*挑战任务*
将下方数据中从含有“visit1-month-mark (412, 346, 521, 410)”的那一行起，一直到含有“barcode-bar (1645, 20, 1649, 89)”的那一行为止，逐字写出其间各行，首尾两行都包括在内。

*源数据*
-.-.-
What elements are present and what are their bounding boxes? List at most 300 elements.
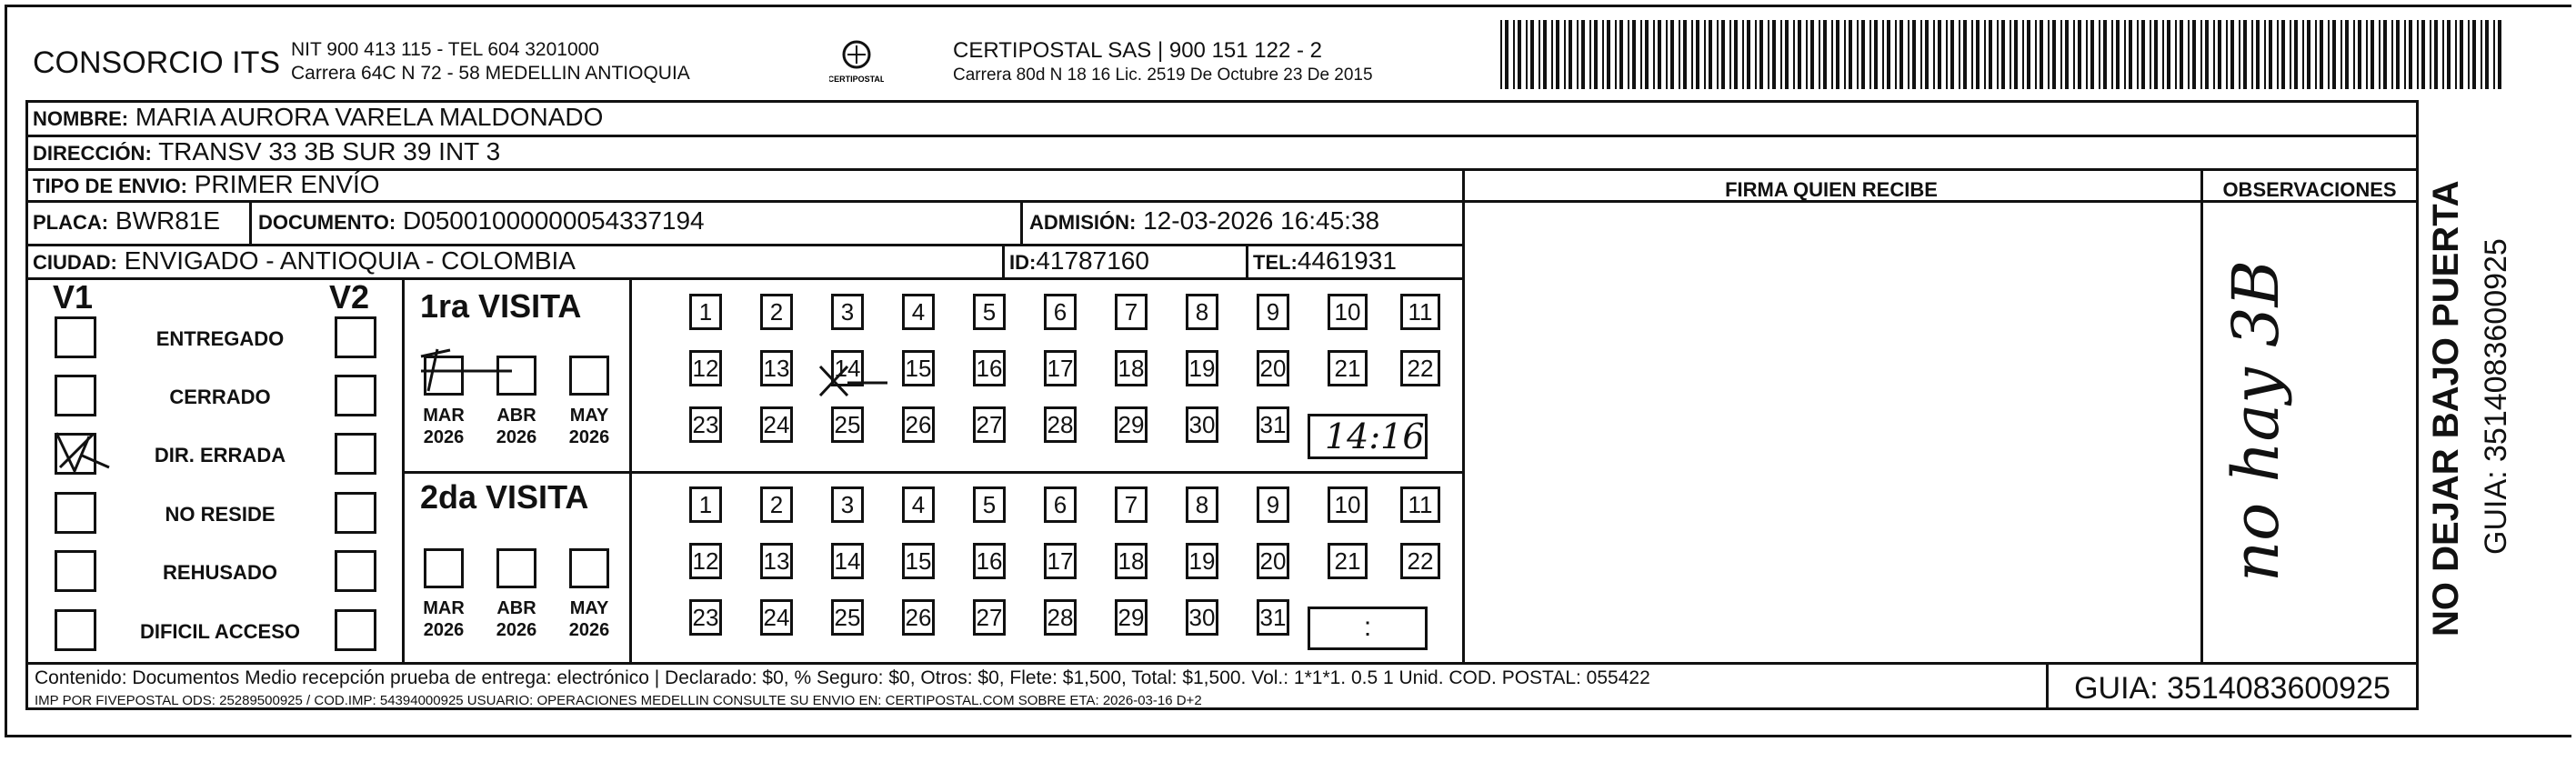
visit1-month-mark (412, 346, 521, 410)
side-guide-number: GUIA: 3514083600925 (2479, 238, 2513, 555)
barcode-bar (1997, 20, 1999, 89)
barcode-bar (2409, 20, 2412, 89)
border-bottom (5, 735, 2571, 737)
day-box[interactable]: 20 (1257, 350, 1289, 386)
barcode-bar (1645, 20, 1649, 89)
day-box[interactable]: 26 (902, 599, 935, 636)
barcode-bar (1640, 20, 1642, 89)
barcode-bar (2014, 20, 2018, 89)
month-label (562, 597, 616, 641)
day-box[interactable]: 23 (689, 599, 722, 636)
day-box[interactable]: 17 (1044, 543, 1077, 579)
admission-row (1029, 206, 1379, 238)
month-checkbox[interactable] (496, 548, 536, 588)
barcode-bar (1670, 20, 1674, 89)
barcode-bar (2294, 20, 2298, 89)
day-box[interactable]: 14 (831, 543, 864, 579)
barcode-bar (2455, 20, 2457, 89)
barcode-bar (2383, 20, 2387, 89)
tel-row (1253, 246, 1397, 278)
barcode-bar (1717, 20, 1719, 89)
day-box[interactable]: 23 (689, 406, 722, 443)
day-box[interactable]: 24 (760, 406, 793, 443)
month-name: MAR (423, 406, 465, 426)
day-box[interactable]: 4 (902, 486, 935, 523)
barcode-bar (1683, 20, 1687, 89)
barcode-bar (2141, 20, 2145, 89)
barcode-bar (2001, 20, 2005, 89)
day-box[interactable]: 28 (1044, 599, 1077, 636)
day-box[interactable]: 27 (973, 406, 1006, 443)
barcode-bar (2442, 20, 2444, 89)
barcode-bar (2230, 20, 2234, 89)
barcode-bar (2485, 20, 2489, 89)
barcode-bar (1844, 20, 1846, 89)
id-label: ID: (1009, 251, 1037, 274)
barcode-bar (1849, 20, 1852, 89)
barcode-bar (1938, 20, 1941, 89)
barcode-bar (2129, 20, 2132, 89)
month-name: MAY (569, 406, 609, 426)
barcode-bar (1551, 20, 1553, 89)
day-box[interactable]: 29 (1115, 599, 1148, 636)
barcode-bar (1780, 20, 1782, 89)
rule (629, 277, 632, 662)
barcode-bar (1895, 20, 1897, 89)
barcode-bar (1861, 20, 1865, 89)
barcode-bar (1530, 20, 1534, 89)
barcode-bar (1976, 20, 1980, 89)
day-box[interactable]: 5 (973, 486, 1006, 523)
barcode-bar (1543, 20, 1547, 89)
rule (249, 200, 252, 244)
day-box[interactable]: 21 (1328, 350, 1368, 386)
barcode-bar (1810, 20, 1814, 89)
barcode-bar (2396, 20, 2400, 89)
type-row (33, 169, 380, 202)
day-box[interactable]: 8 (1186, 486, 1218, 523)
barcode-bar (2460, 20, 2463, 89)
barcode-bar (2498, 20, 2501, 89)
barcode-bar (2290, 20, 2291, 89)
barcode-bar (2086, 20, 2088, 89)
status-v1-checkbox[interactable] (55, 375, 96, 416)
barcode-bar (1755, 20, 1757, 89)
observations-header: OBSERVACIONES (2222, 178, 2397, 201)
barcode-bar (2124, 20, 2126, 89)
barcode-bar (1628, 20, 1629, 89)
month-name: ABR (496, 598, 536, 618)
day-box[interactable]: 11 (1400, 294, 1440, 330)
footer-content: Contenido: Documentos Medio recepción prueba de entrega: electrónico | Declarado: $0, % Seguro: $0, Otros: $0, Flete: $1,500, Total: $1,500. Vol.: 1*1*1. 0.5 1 Unid. COD. POSTAL: 055422 (35, 667, 1650, 688)
barcode-bar (1607, 20, 1610, 89)
barcode-bar (1653, 20, 1655, 89)
barcode-bar (1691, 20, 1693, 89)
footer-imp: IMP POR FIVEPOSTAL ODS: 25289500925 / COD.IMP: 54394000925 USUARIO: OPERACIONES MEDELLIN CONSULTE SU ENVIO EN: CERTIPOSTAL.COM SOBRE ETA: 2026-03-16 D+2 (35, 693, 1202, 708)
day-box[interactable]: 7 (1115, 294, 1148, 330)
day-box[interactable]: 19 (1186, 350, 1218, 386)
day-box[interactable]: 18 (1115, 543, 1148, 579)
visit2-title: 2da VISITA (420, 478, 589, 516)
status-v2-checkbox[interactable] (335, 550, 376, 592)
status-v1-checkbox[interactable] (55, 316, 96, 358)
day-box[interactable]: 25 (831, 406, 864, 443)
barcode-bar (1619, 20, 1623, 89)
month-label (562, 405, 616, 448)
barcode-bar (1882, 20, 1884, 89)
month-year: 2026 (568, 620, 610, 640)
barcode-bar (2277, 20, 2279, 89)
barcode-bar (1806, 20, 1808, 89)
day-box[interactable]: 14 (831, 350, 864, 386)
barcode-bar (2256, 20, 2260, 89)
day-box[interactable]: 2 (760, 486, 793, 523)
document-value: D05001000000054337194 (402, 206, 705, 235)
barcode-bar (1526, 20, 1528, 89)
barcode-bar (1594, 20, 1598, 89)
id-value: 41787160 (1036, 246, 1149, 275)
barcode-bar (2307, 20, 2310, 89)
day-box[interactable]: 15 (902, 350, 935, 386)
day-box[interactable]: 24 (760, 599, 793, 636)
status-v2-checkbox[interactable] (335, 492, 376, 534)
barcode-bar (1768, 20, 1769, 89)
barcode-bar (2421, 20, 2425, 89)
barcode-bar (2116, 20, 2120, 89)
barcode-bar (2269, 20, 2272, 89)
rule (1020, 200, 1023, 244)
rule (1462, 168, 1465, 664)
address-label: DIRECCIÓN: (33, 142, 152, 165)
day-box[interactable]: 13 (760, 350, 793, 386)
status-label: DIR. ERRADA (154, 444, 286, 466)
barcode-bar (1946, 20, 1948, 89)
barcode-bar (1925, 20, 1929, 89)
barcode-bar (1615, 20, 1617, 89)
barcode-bar (1989, 20, 1992, 89)
barcode-bar (2447, 20, 2451, 89)
barcode-bar (1823, 20, 1827, 89)
barcode-bar (2345, 20, 2349, 89)
document-row (258, 206, 705, 238)
day-box[interactable]: 15 (902, 543, 935, 579)
barcode-bar (1696, 20, 1699, 89)
status-v2-checkbox[interactable] (335, 316, 376, 358)
barcode-bar (1963, 20, 1967, 89)
month-checkbox[interactable] (569, 356, 609, 396)
border-left (5, 5, 7, 737)
barcode-bar (1721, 20, 1725, 89)
barcode-bar (1500, 20, 1502, 89)
barcode-bar (1819, 20, 1820, 89)
barcode-bar (2328, 20, 2330, 89)
certipostal-logo (829, 36, 884, 91)
company-nit: NIT 900 413 115 - TEL 604 3201000 (291, 39, 599, 60)
day-box[interactable]: 6 (1044, 294, 1077, 330)
barcode-bar (2468, 20, 2470, 89)
barcode-bar (2162, 20, 2164, 89)
barcode-bar (1950, 20, 1954, 89)
status-v2-checkbox[interactable] (335, 609, 376, 651)
day-box[interactable]: 17 (1044, 350, 1077, 386)
barcode-bar (1679, 20, 1680, 89)
day-box[interactable]: 12 (689, 543, 722, 579)
month-label (489, 597, 544, 641)
barcode-bar (2048, 20, 2050, 89)
barcode-bar (1569, 20, 1572, 89)
tel-value: 4461931 (1297, 246, 1397, 275)
barcode-bar (2188, 20, 2190, 89)
barcode-bar (2430, 20, 2431, 89)
day-box[interactable]: 10 (1328, 486, 1368, 523)
day-box[interactable]: 25 (831, 599, 864, 636)
observation-handwriting: no hay 3B (2219, 259, 2293, 582)
status-label: ENTREGADO (155, 327, 285, 350)
barcode-bar (2404, 20, 2406, 89)
barcode-bar (2379, 20, 2381, 89)
month-name: MAY (569, 598, 609, 618)
status-v1-checkbox[interactable] (55, 492, 96, 534)
barcode-bar (1539, 20, 1540, 89)
barcode-bar (1704, 20, 1706, 89)
barcode-bar (2150, 20, 2151, 89)
barcode-bar (2192, 20, 2196, 89)
barcode-bar (2434, 20, 2438, 89)
courier-name: CERTIPOSTAL SAS | 900 151 122 - 2 (953, 38, 1322, 63)
barcode-bar (2226, 20, 2228, 89)
barcode-bar (1577, 20, 1579, 89)
no-under-door-notice: NO DEJAR BAJO PUERTA (2426, 180, 2466, 637)
barcode-bar (1556, 20, 1559, 89)
day-box[interactable]: 1 (689, 294, 722, 330)
rule (25, 662, 2419, 665)
day-box[interactable]: 28 (1044, 406, 1077, 443)
status-v1-checkbox[interactable] (55, 550, 96, 592)
barcode-bar (1933, 20, 1935, 89)
barcode-bar (1772, 20, 1776, 89)
company-address: Carrera 64C N 72 - 58 MEDELLIN ANTIOQUIA (291, 63, 690, 84)
day-box[interactable]: 5 (973, 294, 1006, 330)
rule (2416, 100, 2419, 709)
barcode-bar (1518, 20, 1521, 89)
barcode-bar (1959, 20, 1960, 89)
barcode-bar (2332, 20, 2336, 89)
day-box[interactable]: 13 (760, 543, 793, 579)
visit1-time-box[interactable] (1308, 414, 1428, 459)
day-box[interactable]: 16 (973, 350, 1006, 386)
name-label: NOMBRE: (33, 107, 129, 130)
status-label: DIFICIL ACCESO (139, 620, 300, 643)
visit1-day-strike (815, 359, 897, 409)
day-box[interactable]: 22 (1400, 350, 1440, 386)
barcode-bar (2251, 20, 2253, 89)
barcode-bar (2371, 20, 2374, 89)
v2-header: V2 (329, 278, 370, 316)
rule (1246, 244, 1248, 277)
barcode-bar (1912, 20, 1916, 89)
barcode-bar (1747, 20, 1750, 89)
visit1-title: 1ra VISITA (420, 287, 582, 325)
day-box[interactable]: 21 (1328, 543, 1368, 579)
status-v1-checkbox[interactable] (55, 609, 96, 651)
plate-label: PLACA: (33, 211, 109, 234)
month-name: ABR (496, 406, 536, 426)
barcode-bar (1793, 20, 1795, 89)
city-row (33, 246, 576, 278)
barcode-bar (2027, 20, 2030, 89)
visit2-time: : (1363, 612, 1372, 642)
barcode-bar (1632, 20, 1636, 89)
barcode-bar (2281, 20, 2285, 89)
barcode-bar (2103, 20, 2107, 89)
status-label: REHUSADO (163, 561, 277, 584)
day-box[interactable]: 3 (831, 486, 864, 523)
rule (402, 277, 405, 662)
barcode-bar (2366, 20, 2368, 89)
month-year: 2026 (496, 620, 537, 640)
day-box[interactable]: 6 (1044, 486, 1077, 523)
day-box[interactable]: 10 (1328, 294, 1368, 330)
month-label (489, 405, 544, 448)
barcode-bar (1857, 20, 1859, 89)
barcode-bar (1666, 20, 1668, 89)
admission-value: 12-03-2026 16:45:38 (1143, 206, 1380, 235)
barcode-bar (1899, 20, 1903, 89)
barcode-bar (2137, 20, 2139, 89)
barcode-bar (1505, 20, 1509, 89)
day-box[interactable]: 31 (1257, 599, 1289, 636)
barcode-bar (2264, 20, 2266, 89)
barcode-bar (2320, 20, 2323, 89)
day-box[interactable]: 22 (1400, 543, 1440, 579)
day-box[interactable]: 30 (1186, 599, 1218, 636)
barcode-bar (1602, 20, 1604, 89)
month-checkbox[interactable] (424, 548, 464, 588)
day-box[interactable]: 11 (1400, 486, 1440, 523)
barcode-bar (1874, 20, 1878, 89)
day-box[interactable]: 4 (902, 294, 935, 330)
barcode-bar (2200, 20, 2202, 89)
barcode-bar (1887, 20, 1890, 89)
barcode-bar (2175, 20, 2177, 89)
barcode-bar (1785, 20, 1789, 89)
barcode-bar (2099, 20, 2100, 89)
document-label: DOCUMENTO: (258, 211, 396, 234)
visit1-time: 14:16 (1325, 416, 1425, 456)
rule (25, 100, 28, 709)
month-year: 2026 (423, 620, 465, 640)
tel-label: TEL: (1253, 251, 1298, 274)
day-box[interactable]: 20 (1257, 543, 1289, 579)
barcode-bar (2493, 20, 2495, 89)
barcode-bar (2391, 20, 2393, 89)
status-label: CERRADO (169, 386, 271, 408)
barcode-bar (2035, 20, 2037, 89)
day-box[interactable]: 30 (1186, 406, 1218, 443)
plate-row (33, 206, 220, 238)
barcode-bar (1513, 20, 1515, 89)
courier-address: Carrera 80d N 18 16 Lic. 2519 De Octubre 23 De 2015 (953, 65, 1373, 85)
rule (402, 471, 1462, 474)
day-box[interactable]: 1 (689, 486, 722, 523)
svg-text:CERTIPOSTAL: CERTIPOSTAL (829, 75, 884, 84)
plate-value: BWR81E (115, 206, 221, 235)
day-box[interactable]: 7 (1115, 486, 1148, 523)
day-box[interactable]: 9 (1257, 486, 1289, 523)
barcode-bar (2358, 20, 2361, 89)
barcode-bar (2052, 20, 2056, 89)
barcode-bar (2340, 20, 2342, 89)
rule (2200, 168, 2203, 664)
day-box[interactable]: 18 (1115, 350, 1148, 386)
visit2-time-box[interactable] (1308, 607, 1428, 650)
barcode-bar (2065, 20, 2069, 89)
address-row (33, 136, 500, 169)
month-year: 2026 (496, 427, 537, 447)
day-box[interactable]: 19 (1186, 543, 1218, 579)
barcode-bar (2111, 20, 2113, 89)
barcode-bar (1836, 20, 1839, 89)
month-name: MAR (423, 598, 465, 618)
recipient-name: MARIA AURORA VARELA MALDONADO (135, 103, 604, 131)
day-box[interactable]: 27 (973, 599, 1006, 636)
day-box[interactable]: 8 (1186, 294, 1218, 330)
month-label (416, 597, 471, 641)
barcode-bar (1971, 20, 1973, 89)
city-value: ENVIGADO - ANTIOQUIA - COLOMBIA (124, 246, 576, 275)
barcode-bar (2090, 20, 2094, 89)
barcode-bar (2243, 20, 2247, 89)
day-box[interactable]: 29 (1115, 406, 1148, 443)
day-box[interactable]: 2 (760, 294, 793, 330)
month-year: 2026 (423, 427, 465, 447)
day-box[interactable]: 16 (973, 543, 1006, 579)
admission-label: ADMISIÓN: (1029, 211, 1137, 234)
status-v2-checkbox[interactable] (335, 433, 376, 475)
barcode-bar (1831, 20, 1833, 89)
barcode-bar (2073, 20, 2075, 89)
month-label (416, 405, 471, 448)
month-checkbox[interactable] (569, 548, 609, 588)
city-label: CIUDAD: (33, 251, 117, 274)
barcode-bar (1581, 20, 1585, 89)
barcode-bar (2180, 20, 2183, 89)
day-box[interactable]: 26 (902, 406, 935, 443)
barcode-bar (1658, 20, 1661, 89)
status-v2-checkbox[interactable] (335, 375, 376, 416)
day-box[interactable]: 9 (1257, 294, 1289, 330)
barcode-bar (2417, 20, 2419, 89)
status-label: NO RESIDE (165, 503, 276, 526)
type-label: TIPO DE ENVIO: (33, 175, 187, 197)
day-box[interactable]: 12 (689, 350, 722, 386)
company-name: CONSORCIO ITS (33, 45, 281, 80)
barcode-bar (2022, 20, 2024, 89)
barcode-bar (1734, 20, 1738, 89)
checkmark-icon (53, 427, 116, 486)
barcode-bar (1759, 20, 1763, 89)
barcode-bar (2239, 20, 2240, 89)
day-box[interactable]: 31 (1257, 406, 1289, 443)
barcode-bar (1729, 20, 1731, 89)
barcode-bar (2315, 20, 2317, 89)
day-box[interactable]: 3 (831, 294, 864, 330)
barcode-bar (2205, 20, 2209, 89)
barcode-bar (2167, 20, 2170, 89)
border-top (5, 5, 2571, 7)
barcode-bar (2353, 20, 2355, 89)
barcode (1500, 20, 2510, 89)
-.-.-
*完整输出*
visit1-month-mark (412, 346, 521, 410)
side-guide-number: GUIA: 3514083600925 (2479, 238, 2513, 555)
barcode-bar (1997, 20, 1999, 89)
barcode-bar (2409, 20, 2412, 89)
border-bottom (5, 735, 2571, 737)
day-box[interactable]: 20 (1257, 350, 1289, 386)
barcode-bar (1645, 20, 1649, 89)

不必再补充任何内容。